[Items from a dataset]
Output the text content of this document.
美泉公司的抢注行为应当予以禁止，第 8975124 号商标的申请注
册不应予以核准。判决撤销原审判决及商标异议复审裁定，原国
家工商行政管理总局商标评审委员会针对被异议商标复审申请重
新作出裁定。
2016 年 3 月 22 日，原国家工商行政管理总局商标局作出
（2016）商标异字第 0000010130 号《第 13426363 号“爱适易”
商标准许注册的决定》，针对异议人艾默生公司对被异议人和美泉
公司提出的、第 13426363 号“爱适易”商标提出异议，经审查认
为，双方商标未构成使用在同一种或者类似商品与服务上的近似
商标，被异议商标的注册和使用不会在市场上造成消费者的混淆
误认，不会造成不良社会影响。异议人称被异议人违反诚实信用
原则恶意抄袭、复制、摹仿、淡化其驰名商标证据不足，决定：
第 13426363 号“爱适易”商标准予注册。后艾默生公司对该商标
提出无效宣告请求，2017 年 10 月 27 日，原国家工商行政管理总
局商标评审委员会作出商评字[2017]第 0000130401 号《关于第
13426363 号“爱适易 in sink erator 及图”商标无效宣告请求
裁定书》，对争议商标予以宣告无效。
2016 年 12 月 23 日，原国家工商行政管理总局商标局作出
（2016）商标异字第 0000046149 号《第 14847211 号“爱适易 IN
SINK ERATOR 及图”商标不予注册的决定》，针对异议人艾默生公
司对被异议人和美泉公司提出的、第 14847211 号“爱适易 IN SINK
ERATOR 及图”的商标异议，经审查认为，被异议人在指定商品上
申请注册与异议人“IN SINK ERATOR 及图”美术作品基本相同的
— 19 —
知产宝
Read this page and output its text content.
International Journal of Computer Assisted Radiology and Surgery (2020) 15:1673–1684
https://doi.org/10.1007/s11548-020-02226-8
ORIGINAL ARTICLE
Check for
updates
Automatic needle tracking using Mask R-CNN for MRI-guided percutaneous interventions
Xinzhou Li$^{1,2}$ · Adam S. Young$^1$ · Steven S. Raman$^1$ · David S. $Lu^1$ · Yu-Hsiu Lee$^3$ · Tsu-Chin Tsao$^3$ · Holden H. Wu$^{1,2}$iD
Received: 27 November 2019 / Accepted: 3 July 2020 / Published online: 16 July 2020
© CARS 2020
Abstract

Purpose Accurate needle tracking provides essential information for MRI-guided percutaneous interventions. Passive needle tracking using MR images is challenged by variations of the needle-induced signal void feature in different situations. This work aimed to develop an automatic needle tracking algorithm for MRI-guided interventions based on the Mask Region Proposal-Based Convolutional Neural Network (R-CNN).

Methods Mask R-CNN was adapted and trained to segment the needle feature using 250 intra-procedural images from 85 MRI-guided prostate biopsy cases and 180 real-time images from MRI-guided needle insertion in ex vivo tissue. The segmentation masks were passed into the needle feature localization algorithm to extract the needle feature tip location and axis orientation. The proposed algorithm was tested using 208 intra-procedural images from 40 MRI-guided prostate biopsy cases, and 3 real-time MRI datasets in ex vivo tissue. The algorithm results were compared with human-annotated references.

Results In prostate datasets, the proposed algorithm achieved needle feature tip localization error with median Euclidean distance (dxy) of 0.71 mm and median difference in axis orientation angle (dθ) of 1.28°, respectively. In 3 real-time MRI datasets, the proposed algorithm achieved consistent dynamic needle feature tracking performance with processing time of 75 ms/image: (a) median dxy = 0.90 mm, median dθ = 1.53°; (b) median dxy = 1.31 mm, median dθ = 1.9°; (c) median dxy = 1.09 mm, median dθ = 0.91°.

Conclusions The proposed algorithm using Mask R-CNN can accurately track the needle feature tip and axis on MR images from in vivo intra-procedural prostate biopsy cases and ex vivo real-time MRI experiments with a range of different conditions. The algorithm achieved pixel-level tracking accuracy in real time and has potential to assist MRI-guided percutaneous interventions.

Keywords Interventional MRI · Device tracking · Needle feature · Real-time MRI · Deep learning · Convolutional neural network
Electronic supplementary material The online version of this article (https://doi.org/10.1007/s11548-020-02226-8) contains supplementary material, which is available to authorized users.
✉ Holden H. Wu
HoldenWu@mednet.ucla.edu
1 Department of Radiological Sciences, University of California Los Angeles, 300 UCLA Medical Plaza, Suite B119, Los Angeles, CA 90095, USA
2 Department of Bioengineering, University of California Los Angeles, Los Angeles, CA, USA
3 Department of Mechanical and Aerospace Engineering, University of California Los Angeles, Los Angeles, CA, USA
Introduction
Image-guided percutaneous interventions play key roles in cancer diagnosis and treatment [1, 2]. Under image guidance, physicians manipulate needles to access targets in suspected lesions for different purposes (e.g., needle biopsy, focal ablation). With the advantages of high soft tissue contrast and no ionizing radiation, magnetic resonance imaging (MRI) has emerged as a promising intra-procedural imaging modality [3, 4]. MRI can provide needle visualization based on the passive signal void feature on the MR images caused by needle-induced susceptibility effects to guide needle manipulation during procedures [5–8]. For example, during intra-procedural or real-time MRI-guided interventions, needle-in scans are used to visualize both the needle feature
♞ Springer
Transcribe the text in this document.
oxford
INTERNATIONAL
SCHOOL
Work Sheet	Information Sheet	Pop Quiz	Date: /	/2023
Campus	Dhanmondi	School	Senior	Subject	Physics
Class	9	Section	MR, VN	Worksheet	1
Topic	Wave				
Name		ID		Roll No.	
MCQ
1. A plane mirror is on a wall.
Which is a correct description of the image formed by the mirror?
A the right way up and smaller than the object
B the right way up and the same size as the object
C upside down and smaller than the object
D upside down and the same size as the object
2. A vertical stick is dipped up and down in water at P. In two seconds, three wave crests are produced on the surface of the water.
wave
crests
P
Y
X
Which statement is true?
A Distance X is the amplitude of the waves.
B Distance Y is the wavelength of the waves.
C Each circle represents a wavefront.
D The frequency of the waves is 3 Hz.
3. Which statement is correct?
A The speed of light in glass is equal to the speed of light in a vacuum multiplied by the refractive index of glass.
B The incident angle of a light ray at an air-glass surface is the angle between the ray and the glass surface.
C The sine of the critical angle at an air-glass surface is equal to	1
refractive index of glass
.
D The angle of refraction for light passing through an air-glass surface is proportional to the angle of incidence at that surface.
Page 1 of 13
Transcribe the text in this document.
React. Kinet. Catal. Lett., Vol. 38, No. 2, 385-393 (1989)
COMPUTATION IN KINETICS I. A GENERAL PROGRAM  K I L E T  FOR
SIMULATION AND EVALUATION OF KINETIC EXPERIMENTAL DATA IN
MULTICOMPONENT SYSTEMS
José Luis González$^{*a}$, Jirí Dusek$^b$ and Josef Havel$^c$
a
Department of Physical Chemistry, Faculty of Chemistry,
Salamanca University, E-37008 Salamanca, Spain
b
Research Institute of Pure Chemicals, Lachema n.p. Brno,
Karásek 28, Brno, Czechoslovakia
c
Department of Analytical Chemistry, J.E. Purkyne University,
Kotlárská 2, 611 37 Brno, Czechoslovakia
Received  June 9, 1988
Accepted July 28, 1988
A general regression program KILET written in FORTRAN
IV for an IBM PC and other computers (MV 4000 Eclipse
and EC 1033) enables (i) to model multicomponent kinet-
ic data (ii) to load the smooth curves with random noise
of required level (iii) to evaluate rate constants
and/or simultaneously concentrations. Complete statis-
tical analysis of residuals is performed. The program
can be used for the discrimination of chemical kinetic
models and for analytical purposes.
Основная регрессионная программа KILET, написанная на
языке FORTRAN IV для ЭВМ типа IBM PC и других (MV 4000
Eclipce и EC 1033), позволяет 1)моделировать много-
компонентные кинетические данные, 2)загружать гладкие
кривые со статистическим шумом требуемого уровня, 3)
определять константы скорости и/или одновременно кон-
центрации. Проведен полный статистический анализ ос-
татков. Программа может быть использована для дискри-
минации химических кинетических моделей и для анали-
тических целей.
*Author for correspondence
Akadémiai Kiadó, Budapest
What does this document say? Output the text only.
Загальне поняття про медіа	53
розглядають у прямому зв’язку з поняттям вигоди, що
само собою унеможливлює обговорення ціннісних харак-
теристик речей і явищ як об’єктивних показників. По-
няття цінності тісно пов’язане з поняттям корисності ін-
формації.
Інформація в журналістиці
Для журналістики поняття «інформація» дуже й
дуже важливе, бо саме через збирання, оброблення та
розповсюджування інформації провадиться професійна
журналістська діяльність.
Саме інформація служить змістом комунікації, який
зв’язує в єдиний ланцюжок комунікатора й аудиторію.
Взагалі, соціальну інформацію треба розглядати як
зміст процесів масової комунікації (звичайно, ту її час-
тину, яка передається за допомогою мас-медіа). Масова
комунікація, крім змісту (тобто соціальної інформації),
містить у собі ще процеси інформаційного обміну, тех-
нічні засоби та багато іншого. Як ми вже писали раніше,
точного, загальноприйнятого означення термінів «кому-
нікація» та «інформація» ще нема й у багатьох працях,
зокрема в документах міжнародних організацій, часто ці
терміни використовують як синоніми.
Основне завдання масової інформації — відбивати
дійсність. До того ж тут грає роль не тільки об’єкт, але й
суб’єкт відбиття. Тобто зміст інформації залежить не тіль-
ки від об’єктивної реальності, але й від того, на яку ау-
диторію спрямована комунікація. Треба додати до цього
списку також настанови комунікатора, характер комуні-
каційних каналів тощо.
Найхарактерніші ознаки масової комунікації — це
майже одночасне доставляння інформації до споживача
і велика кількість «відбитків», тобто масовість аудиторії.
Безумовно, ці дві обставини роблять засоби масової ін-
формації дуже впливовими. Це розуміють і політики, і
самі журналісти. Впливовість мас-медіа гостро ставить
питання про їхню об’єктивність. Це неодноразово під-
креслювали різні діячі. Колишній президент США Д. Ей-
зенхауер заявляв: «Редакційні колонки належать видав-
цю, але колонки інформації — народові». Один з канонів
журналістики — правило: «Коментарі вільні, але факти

▶ STATED PROBLEM: Copy all lines in the listing above where the string "localization" appears.

▶ REPLY:
Methods Mask R-CNN was adapted and trained to segment the needle feature using 250 intra-procedural images from 85 MRI-guided prostate biopsy cases and 180 real-time images from MRI-guided needle insertion in ex vivo tissue. The segmentation masks were passed into the needle feature localization algorithm to extract the needle feature tip location and axis orientation. The proposed algorithm was tested using 208 intra-procedural images from 40 MRI-guided prostate biopsy cases, and 3 real-time MRI datasets in ex vivo tissue. The algorithm results were compared with human-annotated references.
Results In prostate datasets, the proposed algorithm achieved needle feature tip localization error with median Euclidean distance (dxy) of 0.71 mm and median difference in axis orientation angle (dθ) of 1.28°, respectively. In 3 real-time MRI datasets, the proposed algorithm achieved consistent dynamic needle feature tracking performance with processing time of 75 ms/image: (a) median dxy = 0.90 mm, median dθ = 1.53°; (b) median dxy = 1.31 mm, median dθ = 1.9°; (c) median dxy = 1.09 mm, median dθ = 0.91°.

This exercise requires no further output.